GIVEN TASK –
Write the material out again, line by line, exactly as it is.
··· DATASET
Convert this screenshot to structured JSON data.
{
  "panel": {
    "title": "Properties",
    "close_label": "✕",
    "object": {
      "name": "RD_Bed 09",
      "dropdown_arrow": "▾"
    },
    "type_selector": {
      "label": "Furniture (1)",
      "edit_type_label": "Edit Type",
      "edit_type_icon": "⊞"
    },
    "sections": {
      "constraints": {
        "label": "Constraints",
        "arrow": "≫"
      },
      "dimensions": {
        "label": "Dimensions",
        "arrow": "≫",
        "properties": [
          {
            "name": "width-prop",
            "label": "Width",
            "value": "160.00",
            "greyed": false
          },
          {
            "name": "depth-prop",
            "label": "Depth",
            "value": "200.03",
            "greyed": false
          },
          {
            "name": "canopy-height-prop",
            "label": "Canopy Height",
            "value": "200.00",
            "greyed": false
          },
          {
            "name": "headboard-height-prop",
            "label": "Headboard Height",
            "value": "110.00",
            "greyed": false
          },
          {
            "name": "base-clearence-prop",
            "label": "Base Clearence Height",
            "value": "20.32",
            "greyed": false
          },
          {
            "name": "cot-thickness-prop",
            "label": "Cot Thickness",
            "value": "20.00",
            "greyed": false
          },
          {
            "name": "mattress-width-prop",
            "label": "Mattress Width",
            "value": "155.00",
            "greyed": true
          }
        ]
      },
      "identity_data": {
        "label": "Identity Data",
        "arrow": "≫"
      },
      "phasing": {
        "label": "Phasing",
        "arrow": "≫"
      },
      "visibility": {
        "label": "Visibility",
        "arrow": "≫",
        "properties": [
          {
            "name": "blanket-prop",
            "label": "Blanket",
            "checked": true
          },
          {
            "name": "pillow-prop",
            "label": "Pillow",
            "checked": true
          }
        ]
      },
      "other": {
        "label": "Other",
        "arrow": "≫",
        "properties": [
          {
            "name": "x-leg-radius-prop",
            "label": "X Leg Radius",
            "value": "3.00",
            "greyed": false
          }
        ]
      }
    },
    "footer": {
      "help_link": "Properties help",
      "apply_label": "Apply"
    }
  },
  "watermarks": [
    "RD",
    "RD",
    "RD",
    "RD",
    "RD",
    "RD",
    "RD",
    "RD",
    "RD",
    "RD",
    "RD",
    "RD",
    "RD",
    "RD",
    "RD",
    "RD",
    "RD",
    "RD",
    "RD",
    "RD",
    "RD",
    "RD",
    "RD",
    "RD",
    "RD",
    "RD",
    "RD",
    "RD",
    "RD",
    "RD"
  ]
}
······
THE REPLY –
Convert this screenshot to structured JSON data.
{
  "panel": {
    "title": "Properties",
    "close_label": "✕",
    "object": {
      "name": "RD_Bed 09",
      "dropdown_arrow": "▾"
    },
    "type_selector": {
      "label": "Furniture (1)",
      "edit_type_label": "Edit Type",
      "edit_type_icon": "⊞"
    },
    "sections": {
      "constraints": {
        "label": "Constraints",
        "arrow": "≫"
      },
      "dimensions": {
        "label": "Dimensions",
        "arrow": "≫",
        "properties": [
          {
            "name": "width-prop",
            "label": "Width",
            "value": "160.00",
            "greyed": false
          },
          {
            "name": "depth-prop",
            "label": "Depth",
            "value": "200.03",
            "greyed": false
          },
          {
            "name": "canopy-height-prop",
            "label": "Canopy Height",
            "value": "200.00",
            "greyed": false
          },
          {
            "name": "headboard-height-prop",
            "label": "Headboard Height",
            "value": "110.00",
            "greyed": false
          },
          {
            "name": "base-clearence-prop",
            "label": "Base Clearence Height",
            "value": "20.32",
            "greyed": false
          },
          {
            "name": "cot-thickness-prop",
            "label": "Cot Thickness",
            "value": "20.00",
            "greyed": false
          },
          {
            "name": "mattress-width-prop",
            "label": "Mattress Width",
            "value": "155.00",
            "greyed": true
          }
        ]
      },
      "identity_data": {
        "label": "Identity Data",
        "arrow": "≫"
      },
      "phasing": {
        "label": "Phasing",
        "arrow": "≫"
      },
      "visibility": {
        "label": "Visibility",
        "arrow": "≫",
        "properties": [
          {
            "name": "blanket-prop",
            "label": "Blanket",
            "checked": true
          },
          {
            "name": "pillow-prop",
            "label": "Pillow",
            "checked": true
          }
        ]
      },
      "other": {
        "label": "Other",
        "arrow": "≫",
        "properties": [
          {
            "name": "x-leg-radius-prop",
            "label": "X Leg Radius",
            "value": "3.00",
            "greyed": false
          }
        ]
      }
    },
    "footer": {
      "help_link": "Properties help",
      "apply_label": "Apply"
    }
  },
  "watermarks": [
    "RD",
    "RD",
    "RD",
    "RD",
    "RD",
    "RD",
    "RD",
    "RD",
    "RD",
    "RD",
    "RD",
    "RD",
    "RD",
    "RD",
    "RD",
    "RD",
    "RD",
    "RD",
    "RD",
    "RD",
    "RD",
    "RD",
    "RD",
    "RD",
    "RD",
    "RD",
    "RD",
    "RD",
    "RD",
    "RD"
  ]
}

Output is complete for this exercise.